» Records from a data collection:
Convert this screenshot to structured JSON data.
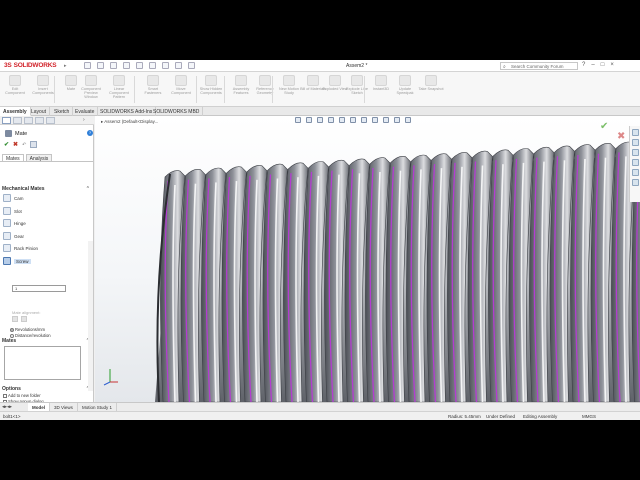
{
  "app": {
    "brand": "SOLIDWORKS",
    "brand_prefix": "3S",
    "document_title": "Assem2 *",
    "search_placeholder": "Search Community Forum"
  },
  "commands": [
    {
      "label": "Edit Component"
    },
    {
      "label": "Insert Components"
    },
    {
      "label": "Mate"
    },
    {
      "label": "Component Preview Window"
    },
    {
      "label": "Linear Component Pattern"
    },
    {
      "label": "Smart Fasteners"
    },
    {
      "label": "Move Component"
    },
    {
      "label": "Show Hidden Components"
    },
    {
      "label": "Assembly Features"
    },
    {
      "label": "Reference Geometry"
    },
    {
      "label": "New Motion Study"
    },
    {
      "label": "Bill of Materials"
    },
    {
      "label": "Exploded View"
    },
    {
      "label": "Explode Line Sketch"
    },
    {
      "label": "Instant3D"
    },
    {
      "label": "Update Speedpak"
    },
    {
      "label": "Take Snapshot"
    }
  ],
  "tabs": [
    "Assembly",
    "Layout",
    "Sketch",
    "Evaluate",
    "SOLIDWORKS Add-Ins",
    "SOLIDWORKS MBD"
  ],
  "property_manager": {
    "title": "Mate",
    "tabs": [
      "Mates",
      "Analysis"
    ],
    "mechanical_mates_heading": "Mechanical Mates",
    "mate_types": [
      "Cam",
      "Slot",
      "Hinge",
      "Gear",
      "Rack Pinion",
      "Screw"
    ],
    "selected_mate": "Screw",
    "radio_options": [
      "Revolutions/mm",
      "Distance/revolution"
    ],
    "value": "1",
    "reverse_label": "Reverse",
    "universal_joint_label": "Universal Joint",
    "alignment_label": "Mate alignment:",
    "mates_heading": "Mates",
    "options_heading": "Options",
    "option_items": [
      "Add to new folder",
      "Show popup dialog"
    ]
  },
  "viewport": {
    "breadcrumb": "Assem2 (Default<Display..."
  },
  "bottom_tabs": [
    "Model",
    "3D Views",
    "Motion Study 1"
  ],
  "status": {
    "left": "bolt1<1>",
    "radius": "Radius: 5.45mm",
    "definition": "Under Defined",
    "mode": "Editing Assembly",
    "units": "MMGS"
  },
  "colors": {
    "accent": "#d2232a",
    "thread_edge": "#b43cd2",
    "thread_body": "#7a7d84"
  }
}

» WORK TO BE COMPLETED:
Pictures are to be left out; all else in the entries above is to be quoted exactly.

» COMPLETE ANSWER:
Convert this screenshot to structured JSON data.
{
  "app": {
    "brand": "SOLIDWORKS",
    "brand_prefix": "3S",
    "document_title": "Assem2 *",
    "search_placeholder": "Search Community Forum"
  },
  "commands": [
    {
      "label": "Edit Component"
    },
    {
      "label": "Insert Components"
    },
    {
      "label": "Mate"
    },
    {
      "label": "Component Preview Window"
    },
    {
      "label": "Linear Component Pattern"
    },
    {
      "label": "Smart Fasteners"
    },
    {
      "label": "Move Component"
    },
    {
      "label": "Show Hidden Components"
    },
    {
      "label": "Assembly Features"
    },
    {
      "label": "Reference Geometry"
    },
    {
      "label": "New Motion Study"
    },
    {
      "label": "Bill of Materials"
    },
    {
      "label": "Exploded View"
    },
    {
      "label": "Explode Line Sketch"
    },
    {
      "label": "Instant3D"
    },
    {
      "label": "Update Speedpak"
    },
    {
      "label": "Take Snapshot"
    }
  ],
  "tabs": [
    "Assembly",
    "Layout",
    "Sketch",
    "Evaluate",
    "SOLIDWORKS Add-Ins",
    "SOLIDWORKS MBD"
  ],
  "property_manager": {
    "title": "Mate",
    "tabs": [
      "Mates",
      "Analysis"
    ],
    "mechanical_mates_heading": "Mechanical Mates",
    "mate_types": [
      "Cam",
      "Slot",
      "Hinge",
      "Gear",
      "Rack Pinion",
      "Screw"
    ],
    "selected_mate": "Screw",
    "radio_options": [
      "Revolutions/mm",
      "Distance/revolution"
    ],
    "value": "1",
    "reverse_label": "Reverse",
    "universal_joint_label": "Universal Joint",
    "alignment_label": "Mate alignment:",
    "mates_heading": "Mates",
    "options_heading": "Options",
    "option_items": [
      "Add to new folder",
      "Show popup dialog"
    ]
  },
  "viewport": {
    "breadcrumb": "Assem2 (Default<Display..."
  },
  "bottom_tabs": [
    "Model",
    "3D Views",
    "Motion Study 1"
  ],
  "status": {
    "left": "bolt1<1>",
    "radius": "Radius: 5.45mm",
    "definition": "Under Defined",
    "mode": "Editing Assembly",
    "units": "MMGS"
  },
  "colors": {
    "accent": "#d2232a",
    "thread_edge": "#b43cd2",
    "thread_body": "#7a7d84"
  }
}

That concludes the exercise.